● **Given instruction**
Copy all records verbatim.

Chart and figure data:
#####

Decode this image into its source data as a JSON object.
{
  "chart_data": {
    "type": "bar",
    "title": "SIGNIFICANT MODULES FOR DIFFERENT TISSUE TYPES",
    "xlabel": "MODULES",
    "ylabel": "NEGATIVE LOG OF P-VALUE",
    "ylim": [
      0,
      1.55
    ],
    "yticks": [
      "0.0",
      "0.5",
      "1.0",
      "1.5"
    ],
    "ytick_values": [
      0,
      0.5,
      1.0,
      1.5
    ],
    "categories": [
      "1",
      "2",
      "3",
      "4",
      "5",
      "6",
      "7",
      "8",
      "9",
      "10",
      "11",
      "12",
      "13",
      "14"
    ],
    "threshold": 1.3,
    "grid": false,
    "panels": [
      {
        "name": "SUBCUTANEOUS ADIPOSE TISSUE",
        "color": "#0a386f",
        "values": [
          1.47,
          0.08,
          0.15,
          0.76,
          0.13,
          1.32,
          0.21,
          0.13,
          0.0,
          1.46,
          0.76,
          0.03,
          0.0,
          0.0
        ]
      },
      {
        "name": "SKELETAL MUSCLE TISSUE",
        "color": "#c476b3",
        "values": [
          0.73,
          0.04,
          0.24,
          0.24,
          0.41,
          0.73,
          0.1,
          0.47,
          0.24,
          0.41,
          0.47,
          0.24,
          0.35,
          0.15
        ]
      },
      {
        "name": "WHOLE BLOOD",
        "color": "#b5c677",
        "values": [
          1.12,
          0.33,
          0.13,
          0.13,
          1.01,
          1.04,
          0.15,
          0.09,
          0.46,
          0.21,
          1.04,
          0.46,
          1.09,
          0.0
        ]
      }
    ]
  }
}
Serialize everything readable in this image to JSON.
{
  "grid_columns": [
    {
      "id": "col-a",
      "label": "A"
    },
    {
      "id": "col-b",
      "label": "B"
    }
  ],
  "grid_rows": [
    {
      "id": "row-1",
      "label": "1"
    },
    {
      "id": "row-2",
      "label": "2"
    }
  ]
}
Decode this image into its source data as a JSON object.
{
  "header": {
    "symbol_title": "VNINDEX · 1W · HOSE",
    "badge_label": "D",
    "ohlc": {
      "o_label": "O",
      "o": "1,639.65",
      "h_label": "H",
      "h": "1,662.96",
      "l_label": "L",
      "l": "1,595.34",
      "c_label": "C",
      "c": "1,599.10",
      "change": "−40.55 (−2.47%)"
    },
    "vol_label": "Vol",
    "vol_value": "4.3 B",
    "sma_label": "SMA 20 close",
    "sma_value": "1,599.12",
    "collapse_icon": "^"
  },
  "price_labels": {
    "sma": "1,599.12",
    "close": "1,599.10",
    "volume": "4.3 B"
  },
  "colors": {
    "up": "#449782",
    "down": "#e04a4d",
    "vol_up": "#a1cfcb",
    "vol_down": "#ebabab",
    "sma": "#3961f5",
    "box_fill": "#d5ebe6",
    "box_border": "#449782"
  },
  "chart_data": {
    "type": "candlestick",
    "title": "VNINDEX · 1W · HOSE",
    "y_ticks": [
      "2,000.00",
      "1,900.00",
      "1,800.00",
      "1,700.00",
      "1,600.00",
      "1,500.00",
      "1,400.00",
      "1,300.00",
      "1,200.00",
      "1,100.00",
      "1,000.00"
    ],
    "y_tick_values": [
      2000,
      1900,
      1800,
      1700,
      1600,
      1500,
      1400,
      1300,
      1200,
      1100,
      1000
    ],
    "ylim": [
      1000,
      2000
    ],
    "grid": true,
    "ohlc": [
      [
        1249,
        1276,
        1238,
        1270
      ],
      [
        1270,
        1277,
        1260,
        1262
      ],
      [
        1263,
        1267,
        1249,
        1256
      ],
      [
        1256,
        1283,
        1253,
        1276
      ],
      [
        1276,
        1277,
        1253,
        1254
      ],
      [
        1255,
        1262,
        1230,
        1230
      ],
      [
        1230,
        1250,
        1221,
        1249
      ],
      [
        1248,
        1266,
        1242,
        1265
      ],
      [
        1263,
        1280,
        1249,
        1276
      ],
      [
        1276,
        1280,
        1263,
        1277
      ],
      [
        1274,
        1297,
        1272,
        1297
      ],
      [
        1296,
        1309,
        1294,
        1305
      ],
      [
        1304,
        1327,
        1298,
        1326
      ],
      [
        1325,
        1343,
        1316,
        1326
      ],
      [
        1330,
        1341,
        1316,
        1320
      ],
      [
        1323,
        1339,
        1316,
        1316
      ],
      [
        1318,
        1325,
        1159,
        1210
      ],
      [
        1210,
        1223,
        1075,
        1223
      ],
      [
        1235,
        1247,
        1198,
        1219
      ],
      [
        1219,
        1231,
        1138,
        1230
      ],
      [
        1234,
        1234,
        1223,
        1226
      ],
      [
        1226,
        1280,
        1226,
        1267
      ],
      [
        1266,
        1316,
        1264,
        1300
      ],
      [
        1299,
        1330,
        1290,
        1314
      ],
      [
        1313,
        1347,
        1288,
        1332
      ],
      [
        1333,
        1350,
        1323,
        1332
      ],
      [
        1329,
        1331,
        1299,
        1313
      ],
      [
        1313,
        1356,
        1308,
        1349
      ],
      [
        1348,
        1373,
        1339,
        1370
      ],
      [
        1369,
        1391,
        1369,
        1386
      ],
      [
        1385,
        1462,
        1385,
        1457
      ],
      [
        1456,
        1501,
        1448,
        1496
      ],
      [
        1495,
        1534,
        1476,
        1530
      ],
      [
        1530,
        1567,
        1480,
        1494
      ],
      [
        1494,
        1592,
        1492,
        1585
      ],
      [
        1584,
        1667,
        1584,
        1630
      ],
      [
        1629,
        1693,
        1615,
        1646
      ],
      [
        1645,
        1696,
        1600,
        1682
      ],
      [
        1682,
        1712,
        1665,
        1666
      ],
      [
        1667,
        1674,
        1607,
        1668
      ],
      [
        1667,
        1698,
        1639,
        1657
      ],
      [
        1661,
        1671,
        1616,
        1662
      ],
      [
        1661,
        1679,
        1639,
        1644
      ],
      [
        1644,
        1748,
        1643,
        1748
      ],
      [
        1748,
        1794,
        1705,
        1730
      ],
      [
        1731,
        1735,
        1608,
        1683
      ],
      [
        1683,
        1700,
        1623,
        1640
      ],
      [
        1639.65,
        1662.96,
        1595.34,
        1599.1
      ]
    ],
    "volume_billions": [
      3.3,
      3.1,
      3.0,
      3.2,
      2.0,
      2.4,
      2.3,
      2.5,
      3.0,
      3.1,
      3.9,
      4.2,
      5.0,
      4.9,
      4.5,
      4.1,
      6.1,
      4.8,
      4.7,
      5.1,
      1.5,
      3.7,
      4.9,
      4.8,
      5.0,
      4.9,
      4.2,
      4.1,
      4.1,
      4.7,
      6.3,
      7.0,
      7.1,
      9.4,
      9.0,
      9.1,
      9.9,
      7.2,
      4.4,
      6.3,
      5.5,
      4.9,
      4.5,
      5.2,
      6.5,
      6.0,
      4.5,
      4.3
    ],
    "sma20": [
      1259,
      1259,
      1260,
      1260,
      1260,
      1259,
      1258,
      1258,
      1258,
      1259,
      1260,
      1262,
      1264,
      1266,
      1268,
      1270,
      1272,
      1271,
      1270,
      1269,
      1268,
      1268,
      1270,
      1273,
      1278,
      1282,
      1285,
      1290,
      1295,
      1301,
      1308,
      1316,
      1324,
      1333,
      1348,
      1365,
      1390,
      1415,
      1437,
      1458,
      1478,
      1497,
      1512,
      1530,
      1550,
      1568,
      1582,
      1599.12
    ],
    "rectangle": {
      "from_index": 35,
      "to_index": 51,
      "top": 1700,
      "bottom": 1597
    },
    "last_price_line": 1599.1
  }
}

#####

● **In response**
Decode this image into its source data as a JSON object.
{
  "chart_data": {
    "type": "bar",
    "title": "SIGNIFICANT MODULES FOR DIFFERENT TISSUE TYPES",
    "xlabel": "MODULES",
    "ylabel": "NEGATIVE LOG OF P-VALUE",
    "ylim": [
      0,
      1.55
    ],
    "yticks": [
      "0.0",
      "0.5",
      "1.0",
      "1.5"
    ],
    "ytick_values": [
      0,
      0.5,
      1.0,
      1.5
    ],
    "categories": [
      "1",
      "2",
      "3",
      "4",
      "5",
      "6",
      "7",
      "8",
      "9",
      "10",
      "11",
      "12",
      "13",
      "14"
    ],
    "threshold": 1.3,
    "grid": false,
    "panels": [
      {
        "name": "SUBCUTANEOUS ADIPOSE TISSUE",
        "color": "#0a386f",
        "values": [
          1.47,
          0.08,
          0.15,
          0.76,
          0.13,
          1.32,
          0.21,
          0.13,
          0.0,
          1.46,
          0.76,
          0.03,
          0.0,
          0.0
        ]
      },
      {
        "name": "SKELETAL MUSCLE TISSUE",
        "color": "#c476b3",
        "values": [
          0.73,
          0.04,
          0.24,
          0.24,
          0.41,
          0.73,
          0.1,
          0.47,
          0.24,
          0.41,
          0.47,
          0.24,
          0.35,
          0.15
        ]
      },
      {
        "name": "WHOLE BLOOD",
        "color": "#b5c677",
        "values": [
          1.12,
          0.33,
          0.13,
          0.13,
          1.01,
          1.04,
          0.15,
          0.09,
          0.46,
          0.21,
          1.04,
          0.46,
          1.09,
          0.0
        ]
      }
    ]
  }
}
Serialize everything readable in this image to JSON.
{
  "grid_columns": [
    {
      "id": "col-a",
      "label": "A"
    },
    {
      "id": "col-b",
      "label": "B"
    }
  ],
  "grid_rows": [
    {
      "id": "row-1",
      "label": "1"
    },
    {
      "id": "row-2",
      "label": "2"
    }
  ]
}
Decode this image into its source data as a JSON object.
{
  "header": {
    "symbol_title": "VNINDEX · 1W · HOSE",
    "badge_label": "D",
    "ohlc": {
      "o_label": "O",
      "o": "1,639.65",
      "h_label": "H",
      "h": "1,662.96",
      "l_label": "L",
      "l": "1,595.34",
      "c_label": "C",
      "c": "1,599.10",
      "change": "−40.55 (−2.47%)"
    },
    "vol_label": "Vol",
    "vol_value": "4.3 B",
    "sma_label": "SMA 20 close",
    "sma_value": "1,599.12",
    "collapse_icon": "^"
  },
  "price_labels": {
    "sma": "1,599.12",
    "close": "1,599.10",
    "volume": "4.3 B"
  },
  "colors": {
    "up": "#449782",
    "down": "#e04a4d",
    "vol_up": "#a1cfcb",
    "vol_down": "#ebabab",
    "sma": "#3961f5",
    "box_fill": "#d5ebe6",
    "box_border": "#449782"
  },
  "chart_data": {
    "type": "candlestick",
    "title": "VNINDEX · 1W · HOSE",
    "y_ticks": [
      "2,000.00",
      "1,900.00",
      "1,800.00",
      "1,700.00",
      "1,600.00",
      "1,500.00",
      "1,400.00",
      "1,300.00",
      "1,200.00",
      "1,100.00",
      "1,000.00"
    ],
    "y_tick_values": [
      2000,
      1900,
      1800,
      1700,
      1600,
      1500,
      1400,
      1300,
      1200,
      1100,
      1000
    ],
    "ylim": [
      1000,
      2000
    ],
    "grid": true,
    "ohlc": [
      [
        1249,
        1276,
        1238,
        1270
      ],
      [
        1270,
        1277,
        1260,
        1262
      ],
      [
        1263,
        1267,
        1249,
        1256
      ],
      [
        1256,
        1283,
        1253,
        1276
      ],
      [
        1276,
        1277,
        1253,
        1254
      ],
      [
        1255,
        1262,
        1230,
        1230
      ],
      [
        1230,
        1250,
        1221,
        1249
      ],
      [
        1248,
        1266,
        1242,
        1265
      ],
      [
        1263,
        1280,
        1249,
        1276
      ],
      [
        1276,
        1280,
        1263,
        1277
      ],
      [
        1274,
        1297,
        1272,
        1297
      ],
      [
        1296,
        1309,
        1294,
        1305
      ],
      [
        1304,
        1327,
        1298,
        1326
      ],
      [
        1325,
        1343,
        1316,
        1326
      ],
      [
        1330,
        1341,
        1316,
        1320
      ],
      [
        1323,
        1339,
        1316,
        1316
      ],
      [
        1318,
        1325,
        1159,
        1210
      ],
      [
        1210,
        1223,
        1075,
        1223
      ],
      [
        1235,
        1247,
        1198,
        1219
      ],
      [
        1219,
        1231,
        1138,
        1230
      ],
      [
        1234,
        1234,
        1223,
        1226
      ],
      [
        1226,
        1280,
        1226,
        1267
      ],
      [
        1266,
        1316,
        1264,
        1300
      ],
      [
        1299,
        1330,
        1290,
        1314
      ],
      [
        1313,
        1347,
        1288,
        1332
      ],
      [
        1333,
        1350,
        1323,
        1332
      ],
      [
        1329,
        1331,
        1299,
        1313
      ],
      [
        1313,
        1356,
        1308,
        1349
      ],
      [
        1348,
        1373,
        1339,
        1370
      ],
      [
        1369,
        1391,
        1369,
        1386
      ],
      [
        1385,
        1462,
        1385,
        1457
      ],
      [
        1456,
        1501,
        1448,
        1496
      ],
      [
        1495,
        1534,
        1476,
        1530
      ],
      [
        1530,
        1567,
        1480,
        1494
      ],
      [
        1494,
        1592,
        1492,
        1585
      ],
      [
        1584,
        1667,
        1584,
        1630
      ],
      [
        1629,
        1693,
        1615,
        1646
      ],
      [
        1645,
        1696,
        1600,
        1682
      ],
      [
        1682,
        1712,
        1665,
        1666
      ],
      [
        1667,
        1674,
        1607,
        1668
      ],
      [
        1667,
        1698,
        1639,
        1657
      ],
      [
        1661,
        1671,
        1616,
        1662
      ],
      [
        1661,
        1679,
        1639,
        1644
      ],
      [
        1644,
        1748,
        1643,
        1748
      ],
      [
        1748,
        1794,
        1705,
        1730
      ],
      [
        1731,
        1735,
        1608,
        1683
      ],
      [
        1683,
        1700,
        1623,
        1640
      ],
      [
        1639.65,
        1662.96,
        1595.34,
        1599.1
      ]
    ],
    "volume_billions": [
      3.3,
      3.1,
      3.0,
      3.2,
      2.0,
      2.4,
      2.3,
      2.5,
      3.0,
      3.1,
      3.9,
      4.2,
      5.0,
      4.9,
      4.5,
      4.1,
      6.1,
      4.8,
      4.7,
      5.1,
      1.5,
      3.7,
      4.9,
      4.8,
      5.0,
      4.9,
      4.2,
      4.1,
      4.1,
      4.7,
      6.3,
      7.0,
      7.1,
      9.4,
      9.0,
      9.1,
      9.9,
      7.2,
      4.4,
      6.3,
      5.5,
      4.9,
      4.5,
      5.2,
      6.5,
      6.0,
      4.5,
      4.3
    ],
    "sma20": [
      1259,
      1259,
      1260,
      1260,
      1260,
      1259,
      1258,
      1258,
      1258,
      1259,
      1260,
      1262,
      1264,
      1266,
      1268,
      1270,
      1272,
      1271,
      1270,
      1269,
      1268,
      1268,
      1270,
      1273,
      1278,
      1282,
      1285,
      1290,
      1295,
      1301,
      1308,
      1316,
      1324,
      1333,
      1348,
      1365,
      1390,
      1415,
      1437,
      1458,
      1478,
      1497,
      1512,
      1530,
      1550,
      1568,
      1582,
      1599.12
    ],
    "rectangle": {
      "from_index": 35,
      "to_index": 51,
      "top": 1700,
      "bottom": 1597
    },
    "last_price_line": 1599.1
  }
}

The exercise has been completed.